►
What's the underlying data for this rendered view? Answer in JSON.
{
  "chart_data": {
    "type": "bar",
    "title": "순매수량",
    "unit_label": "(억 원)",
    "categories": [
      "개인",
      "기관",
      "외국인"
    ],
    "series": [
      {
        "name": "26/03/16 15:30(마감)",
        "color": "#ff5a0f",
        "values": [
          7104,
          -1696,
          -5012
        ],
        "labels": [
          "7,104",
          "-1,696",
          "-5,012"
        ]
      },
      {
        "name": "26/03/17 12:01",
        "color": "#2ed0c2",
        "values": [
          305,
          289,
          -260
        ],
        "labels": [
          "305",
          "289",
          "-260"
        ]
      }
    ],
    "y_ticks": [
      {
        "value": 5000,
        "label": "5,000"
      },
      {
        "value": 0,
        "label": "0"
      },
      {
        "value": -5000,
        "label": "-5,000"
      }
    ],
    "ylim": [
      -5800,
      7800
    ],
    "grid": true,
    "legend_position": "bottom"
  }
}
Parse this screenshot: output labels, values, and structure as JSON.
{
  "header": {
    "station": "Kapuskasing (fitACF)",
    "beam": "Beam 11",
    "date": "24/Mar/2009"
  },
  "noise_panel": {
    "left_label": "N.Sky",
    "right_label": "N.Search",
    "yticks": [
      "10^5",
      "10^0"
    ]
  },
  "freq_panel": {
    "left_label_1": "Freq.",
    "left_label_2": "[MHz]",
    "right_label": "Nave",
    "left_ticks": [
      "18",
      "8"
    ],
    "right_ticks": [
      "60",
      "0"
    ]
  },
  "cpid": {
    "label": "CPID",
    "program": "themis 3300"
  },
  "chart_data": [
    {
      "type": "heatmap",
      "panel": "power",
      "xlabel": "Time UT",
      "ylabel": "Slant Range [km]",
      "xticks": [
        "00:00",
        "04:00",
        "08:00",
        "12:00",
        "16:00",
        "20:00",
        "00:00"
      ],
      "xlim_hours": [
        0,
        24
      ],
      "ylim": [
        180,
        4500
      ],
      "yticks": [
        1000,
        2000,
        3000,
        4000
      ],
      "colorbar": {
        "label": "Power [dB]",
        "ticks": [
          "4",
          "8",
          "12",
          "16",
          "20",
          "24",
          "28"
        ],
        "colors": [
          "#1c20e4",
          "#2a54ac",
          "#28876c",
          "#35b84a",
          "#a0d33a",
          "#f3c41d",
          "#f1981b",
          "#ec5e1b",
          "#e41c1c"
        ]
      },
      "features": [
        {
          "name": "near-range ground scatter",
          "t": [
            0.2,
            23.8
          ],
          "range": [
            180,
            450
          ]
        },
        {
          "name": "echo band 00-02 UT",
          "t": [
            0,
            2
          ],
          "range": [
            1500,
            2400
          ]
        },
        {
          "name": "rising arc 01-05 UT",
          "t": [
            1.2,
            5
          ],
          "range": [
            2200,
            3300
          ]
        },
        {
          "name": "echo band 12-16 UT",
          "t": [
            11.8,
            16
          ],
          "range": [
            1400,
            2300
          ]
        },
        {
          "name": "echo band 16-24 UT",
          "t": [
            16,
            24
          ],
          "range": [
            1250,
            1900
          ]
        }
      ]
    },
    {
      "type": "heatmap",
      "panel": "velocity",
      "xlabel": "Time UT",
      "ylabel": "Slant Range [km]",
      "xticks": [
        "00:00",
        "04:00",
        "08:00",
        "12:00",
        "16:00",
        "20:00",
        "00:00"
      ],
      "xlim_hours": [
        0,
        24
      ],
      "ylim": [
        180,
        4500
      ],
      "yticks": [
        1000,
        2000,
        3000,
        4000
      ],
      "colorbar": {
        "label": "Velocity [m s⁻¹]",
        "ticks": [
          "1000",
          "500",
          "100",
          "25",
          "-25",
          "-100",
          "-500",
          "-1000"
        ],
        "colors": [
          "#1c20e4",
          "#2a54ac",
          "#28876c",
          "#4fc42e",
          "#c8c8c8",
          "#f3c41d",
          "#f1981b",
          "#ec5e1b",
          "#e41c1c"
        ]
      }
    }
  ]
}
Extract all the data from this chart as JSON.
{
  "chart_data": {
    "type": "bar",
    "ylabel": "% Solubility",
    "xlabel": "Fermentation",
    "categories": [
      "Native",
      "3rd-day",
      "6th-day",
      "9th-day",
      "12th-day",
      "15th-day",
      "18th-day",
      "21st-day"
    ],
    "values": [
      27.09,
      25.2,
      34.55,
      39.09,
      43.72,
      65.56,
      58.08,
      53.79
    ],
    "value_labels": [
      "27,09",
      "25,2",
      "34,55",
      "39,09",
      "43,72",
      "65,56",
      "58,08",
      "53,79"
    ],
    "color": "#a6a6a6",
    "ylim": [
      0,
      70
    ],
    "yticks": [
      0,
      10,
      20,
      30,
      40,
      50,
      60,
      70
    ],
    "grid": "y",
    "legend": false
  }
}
◄
▶ **TASK PROMPT**
Produce an exact copy of all the records.

▶ **RESULT**
What's the underlying data for this rendered view? Answer in JSON.
{
  "chart_data": {
    "type": "bar",
    "title": "순매수량",
    "unit_label": "(억 원)",
    "categories": [
      "개인",
      "기관",
      "외국인"
    ],
    "series": [
      {
        "name": "26/03/16 15:30(마감)",
        "color": "#ff5a0f",
        "values": [
          7104,
          -1696,
          -5012
        ],
        "labels": [
          "7,104",
          "-1,696",
          "-5,012"
        ]
      },
      {
        "name": "26/03/17 12:01",
        "color": "#2ed0c2",
        "values": [
          305,
          289,
          -260
        ],
        "labels": [
          "305",
          "289",
          "-260"
        ]
      }
    ],
    "y_ticks": [
      {
        "value": 5000,
        "label": "5,000"
      },
      {
        "value": 0,
        "label": "0"
      },
      {
        "value": -5000,
        "label": "-5,000"
      }
    ],
    "ylim": [
      -5800,
      7800
    ],
    "grid": true,
    "legend_position": "bottom"
  }
}
Parse this screenshot: output labels, values, and structure as JSON.
{
  "header": {
    "station": "Kapuskasing (fitACF)",
    "beam": "Beam 11",
    "date": "24/Mar/2009"
  },
  "noise_panel": {
    "left_label": "N.Sky",
    "right_label": "N.Search",
    "yticks": [
      "10^5",
      "10^0"
    ]
  },
  "freq_panel": {
    "left_label_1": "Freq.",
    "left_label_2": "[MHz]",
    "right_label": "Nave",
    "left_ticks": [
      "18",
      "8"
    ],
    "right_ticks": [
      "60",
      "0"
    ]
  },
  "cpid": {
    "label": "CPID",
    "program": "themis 3300"
  },
  "chart_data": [
    {
      "type": "heatmap",
      "panel": "power",
      "xlabel": "Time UT",
      "ylabel": "Slant Range [km]",
      "xticks": [
        "00:00",
        "04:00",
        "08:00",
        "12:00",
        "16:00",
        "20:00",
        "00:00"
      ],
      "xlim_hours": [
        0,
        24
      ],
      "ylim": [
        180,
        4500
      ],
      "yticks": [
        1000,
        2000,
        3000,
        4000
      ],
      "colorbar": {
        "label": "Power [dB]",
        "ticks": [
          "4",
          "8",
          "12",
          "16",
          "20",
          "24",
          "28"
        ],
        "colors": [
          "#1c20e4",
          "#2a54ac",
          "#28876c",
          "#35b84a",
          "#a0d33a",
          "#f3c41d",
          "#f1981b",
          "#ec5e1b",
          "#e41c1c"
        ]
      },
      "features": [
        {
          "name": "near-range ground scatter",
          "t": [
            0.2,
            23.8
          ],
          "range": [
            180,
            450
          ]
        },
        {
          "name": "echo band 00-02 UT",
          "t": [
            0,
            2
          ],
          "range": [
            1500,
            2400
          ]
        },
        {
          "name": "rising arc 01-05 UT",
          "t": [
            1.2,
            5
          ],
          "range": [
            2200,
            3300
          ]
        },
        {
          "name": "echo band 12-16 UT",
          "t": [
            11.8,
            16
          ],
          "range": [
            1400,
            2300
          ]
        },
        {
          "name": "echo band 16-24 UT",
          "t": [
            16,
            24
          ],
          "range": [
            1250,
            1900
          ]
        }
      ]
    },
    {
      "type": "heatmap",
      "panel": "velocity",
      "xlabel": "Time UT",
      "ylabel": "Slant Range [km]",
      "xticks": [
        "00:00",
        "04:00",
        "08:00",
        "12:00",
        "16:00",
        "20:00",
        "00:00"
      ],
      "xlim_hours": [
        0,
        24
      ],
      "ylim": [
        180,
        4500
      ],
      "yticks": [
        1000,
        2000,
        3000,
        4000
      ],
      "colorbar": {
        "label": "Velocity [m s⁻¹]",
        "ticks": [
          "1000",
          "500",
          "100",
          "25",
          "-25",
          "-100",
          "-500",
          "-1000"
        ],
        "colors": [
          "#1c20e4",
          "#2a54ac",
          "#28876c",
          "#4fc42e",
          "#c8c8c8",
          "#f3c41d",
          "#f1981b",
          "#ec5e1b",
          "#e41c1c"
        ]
      }
    }
  ]
}
Extract all the data from this chart as JSON.
{
  "chart_data": {
    "type": "bar",
    "ylabel": "% Solubility",
    "xlabel": "Fermentation",
    "categories": [
      "Native",
      "3rd-day",
      "6th-day",
      "9th-day",
      "12th-day",
      "15th-day",
      "18th-day",
      "21st-day"
    ],
    "values": [
      27.09,
      25.2,
      34.55,
      39.09,
      43.72,
      65.56,
      58.08,
      53.79
    ],
    "value_labels": [
      "27,09",
      "25,2",
      "34,55",
      "39,09",
      "43,72",
      "65,56",
      "58,08",
      "53,79"
    ],
    "color": "#a6a6a6",
    "ylim": [
      0,
      70
    ],
    "yticks": [
      0,
      10,
      20,
      30,
      40,
      50,
      60,
      70
    ],
    "grid": "y",
    "legend": false
  }
}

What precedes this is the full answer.